● Do this
Leave out the pictures and copy everything else below exactly.

Figure data in JSON:
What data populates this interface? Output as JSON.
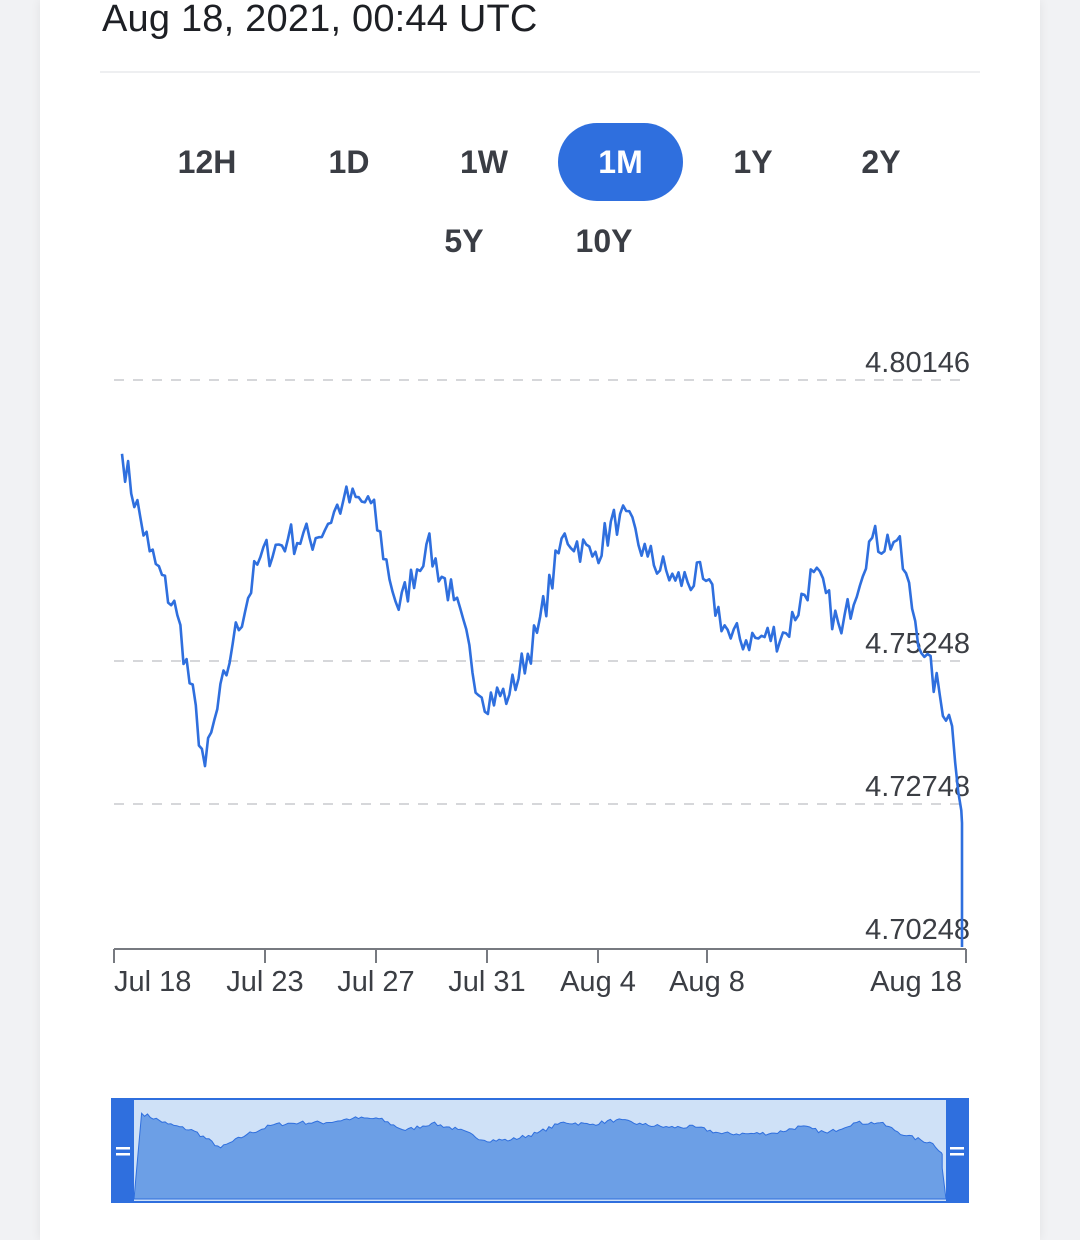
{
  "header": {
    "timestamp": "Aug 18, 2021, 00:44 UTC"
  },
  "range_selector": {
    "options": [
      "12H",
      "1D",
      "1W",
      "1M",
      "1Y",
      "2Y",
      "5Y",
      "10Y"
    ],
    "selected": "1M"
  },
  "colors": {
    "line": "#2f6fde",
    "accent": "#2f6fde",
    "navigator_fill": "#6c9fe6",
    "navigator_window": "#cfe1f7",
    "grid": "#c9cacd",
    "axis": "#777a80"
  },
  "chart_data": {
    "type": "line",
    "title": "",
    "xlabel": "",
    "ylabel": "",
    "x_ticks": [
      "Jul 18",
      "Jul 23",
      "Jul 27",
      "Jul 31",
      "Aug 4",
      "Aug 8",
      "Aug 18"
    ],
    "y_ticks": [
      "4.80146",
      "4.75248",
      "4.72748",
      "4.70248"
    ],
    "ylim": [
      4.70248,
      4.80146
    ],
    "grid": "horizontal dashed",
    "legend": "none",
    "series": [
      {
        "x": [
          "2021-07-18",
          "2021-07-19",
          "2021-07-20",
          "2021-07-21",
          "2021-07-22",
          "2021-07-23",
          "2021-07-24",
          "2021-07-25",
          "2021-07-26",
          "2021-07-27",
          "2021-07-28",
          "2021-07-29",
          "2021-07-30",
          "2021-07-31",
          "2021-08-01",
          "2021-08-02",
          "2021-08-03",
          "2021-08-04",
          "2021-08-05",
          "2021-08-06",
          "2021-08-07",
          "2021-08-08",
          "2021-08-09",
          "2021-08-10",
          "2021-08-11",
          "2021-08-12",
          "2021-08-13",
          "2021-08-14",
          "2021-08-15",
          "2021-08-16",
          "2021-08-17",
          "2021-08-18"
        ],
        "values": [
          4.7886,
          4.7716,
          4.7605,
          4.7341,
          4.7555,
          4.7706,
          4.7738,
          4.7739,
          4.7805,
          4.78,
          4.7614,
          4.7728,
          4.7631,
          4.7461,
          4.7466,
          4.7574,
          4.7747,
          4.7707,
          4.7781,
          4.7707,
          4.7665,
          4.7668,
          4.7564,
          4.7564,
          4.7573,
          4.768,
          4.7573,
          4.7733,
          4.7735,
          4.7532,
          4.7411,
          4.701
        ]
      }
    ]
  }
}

● Output
What data populates this interface? Output as JSON.
{
  "header": {
    "timestamp": "Aug 18, 2021, 00:44 UTC"
  },
  "range_selector": {
    "options": [
      "12H",
      "1D",
      "1W",
      "1M",
      "1Y",
      "2Y",
      "5Y",
      "10Y"
    ],
    "selected": "1M"
  },
  "colors": {
    "line": "#2f6fde",
    "accent": "#2f6fde",
    "navigator_fill": "#6c9fe6",
    "navigator_window": "#cfe1f7",
    "grid": "#c9cacd",
    "axis": "#777a80"
  },
  "chart_data": {
    "type": "line",
    "title": "",
    "xlabel": "",
    "ylabel": "",
    "x_ticks": [
      "Jul 18",
      "Jul 23",
      "Jul 27",
      "Jul 31",
      "Aug 4",
      "Aug 8",
      "Aug 18"
    ],
    "y_ticks": [
      "4.80146",
      "4.75248",
      "4.72748",
      "4.70248"
    ],
    "ylim": [
      4.70248,
      4.80146
    ],
    "grid": "horizontal dashed",
    "legend": "none",
    "series": [
      {
        "x": [
          "2021-07-18",
          "2021-07-19",
          "2021-07-20",
          "2021-07-21",
          "2021-07-22",
          "2021-07-23",
          "2021-07-24",
          "2021-07-25",
          "2021-07-26",
          "2021-07-27",
          "2021-07-28",
          "2021-07-29",
          "2021-07-30",
          "2021-07-31",
          "2021-08-01",
          "2021-08-02",
          "2021-08-03",
          "2021-08-04",
          "2021-08-05",
          "2021-08-06",
          "2021-08-07",
          "2021-08-08",
          "2021-08-09",
          "2021-08-10",
          "2021-08-11",
          "2021-08-12",
          "2021-08-13",
          "2021-08-14",
          "2021-08-15",
          "2021-08-16",
          "2021-08-17",
          "2021-08-18"
        ],
        "values": [
          4.7886,
          4.7716,
          4.7605,
          4.7341,
          4.7555,
          4.7706,
          4.7738,
          4.7739,
          4.7805,
          4.78,
          4.7614,
          4.7728,
          4.7631,
          4.7461,
          4.7466,
          4.7574,
          4.7747,
          4.7707,
          4.7781,
          4.7707,
          4.7665,
          4.7668,
          4.7564,
          4.7564,
          4.7573,
          4.768,
          4.7573,
          4.7733,
          4.7735,
          4.7532,
          4.7411,
          4.701
        ]
      }
    ]
  }
}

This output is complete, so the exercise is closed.